TEXT SHOWN
# Looking for short adhesive measuring tapes



## repeters1 (Oct 25, 2009)

I hope this is the right place to post this. As it involves making jigs, I thought here would be the place.
I thought I saw an ad somewhere for 6" or 12" adhesive backed tape measure for putting on different jigs and it came in a roll. I think it was 48" or 60" roll but it was actually four or five 12" or eight or ten 6" individual tapes.
If anyone knows where I can find these, please let me know.
I really do not want to buy 6' rolls and waste most of it.


----------



## xplorx4 (Dec 1, 2008)

Try this Self-Adhesive Measuring Tape - Rockler Woodworking Tools I'm not sure that is what you want, but they have several tyes to choose from.


----------



## jschaben (Jun 21, 2009)

repeters1 said:


> I hope this is the right place to post this. As it involves making jigs, I thought here would be the place.
> I thought I saw an ad somewhere for 6" or 12" adhesive backed tape measure for putting on different jigs and it came in a roll. I think it was 48" or 60" roll but it was actually four or five 12" or eight or ten 6" individual tapes.
> If anyone knows where I can find these, please let me know.
> I really do not want to buy 6' rolls and waste most of it.


Hi Peter, I think these guys have what you want. Problem is they have a $75 minimum order. :sader tape price isn't bad, but...... 
If you think you are gonna use a lot of it, it may not be a bad deal as Kreg and other resellers ask $5-$8/ft.
Try a google search for "adhesive measuring tape" and see what you can come up with 
1/2" Wide, 1/16" Grads - Fractional Adhesive Rulers - fn-s006l-tc


----------



## AxlMyk (Jun 13, 2006)

You could always print your own, and stick them down.
Google for printable rulers.


----------



## Cassandra (Mar 15, 2006)

AxlMyk said:


> You could always print your own, and stick them down.
> Google for printable rulers.


 I love the simple, cheap solutions! Thanks, Mike!

Cassandra


----------



## TwoSkies57 (Feb 23, 2009)

a lil adhesive backed printer paper. hmmmmmmmmmmmm says I..

What isn't online??

thanks Mike!!!


----------



## bobj3 (Jan 17, 2006)

REQUIRED TASKS
[A] Summarize the forum thread on adhesive measuring tapes in two sentences.
[B] Return the part of the forum thread on adhesive measuring tapes that opens with the words containing "I love the simple, cheap" and closes with "hmmmmmmmmmmmm says I..".
[C] Take the forum thread on adhesive measuring tapes further from where it stops.

DATA LINES
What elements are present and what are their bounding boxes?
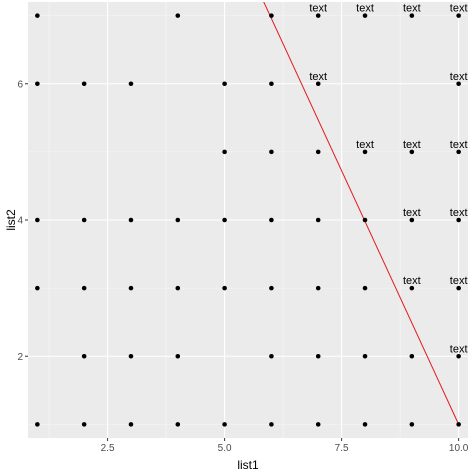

RESPONSE LIST
[A] repeters1 asks where to find 6" or 12" adhesive-backed tape measures for jigs, sold as a roll of separate short tapes, to avoid buying 6' rolls and wasting most of them. Replies point to Rockler's self-adhesive measuring tape and to a seller with a $75 minimum order, noting that Kreg and other resellers ask $5-$8/ft, and AxlMyk suggests printing rulers and sticking them down, an idea Cassandra and TwoSkies57 welcome.

[B]
I love the simple, cheap solutions! Thanks, Mike!

Cassandra


----------



## TwoSkies57 (Feb 23, 2009)

a lil adhesive backed printer paper. hmmmmmmmmmmmm says I..

[C]
Hi Guys

Many have old/broken rulers or one they got for free (key chain type) in the tool box or the wife's junk drawer in the kitchen, they all have one  they are not much good for anything so you could use one of them ,cut off what you need and with some double side tape stick them down in place .


========


----------



## Noob (Apr 18, 2009)

Cassandra said:


> I love the simple, cheap solutions! Thanks, Mike!
> 
> Cassandra


+1, and add Twoskies idea of using adhesive backed printer paper and you have a winner. If 11" would work, you could print several on a 8 1/2" x 11" sheet instead of a single 12" ruler that you have to put diagonal on there to fit.


----------



## bobj3 (Jan 17, 2006)

Hi Paulo

If you are going to print it out use legal size paper (8"x 14" the norm) with a little bit of 3M spray glue it's in place, it's longer..than the A4 type.

http://www.waterproof-paper.com/graph-paper/
=======


----------



## Cassandra (Mar 15, 2006)

AxlMyk said:


> You could always print your own, and stick them down.
> Google for printable rulers.


 And if you can't find what you need online, one can use CAD to create custom scales. Inch, mm, Golden Ratio, and so forth.

Spray adhesive, paper scale, then clean plastic (e.g., packing tape.)

Cassandra


----------



## repeters1 (Oct 25, 2009)

Thanks John, that is what I want but you are correct about the price. I checked out their other items thinking I could get the minimum but nothing really grabed my eye. I think I'm going to see if I can dig up some of my daughters old rulers (plastic and wood) from when she was in school and try to use them. Thanks to everyone with their help & ideas. I'll let you know what I end up using..


----------



## repeters1 (Oct 25, 2009)

Noob said:


> +1, and add Twoskies idea of using adhesive backed printer paper and you have a winner. If 11" would work, you could print several on a 8 1/2" x 11" sheet instead of a single 12" ruler that you have to put diagonal on there to fit.


Good idea about the adhesive paper. As a matter of fact, They do make full sheet label paper. As I only need 6", 8", & 10" rulers for the jigs I'm making, I may be able to get 4- 6 rulers out of one sheet. Thanks for the idea guys. I'll go to Staples tomorrow and see what they have. :laugh:


----------



## jschaben (Jun 21, 2009)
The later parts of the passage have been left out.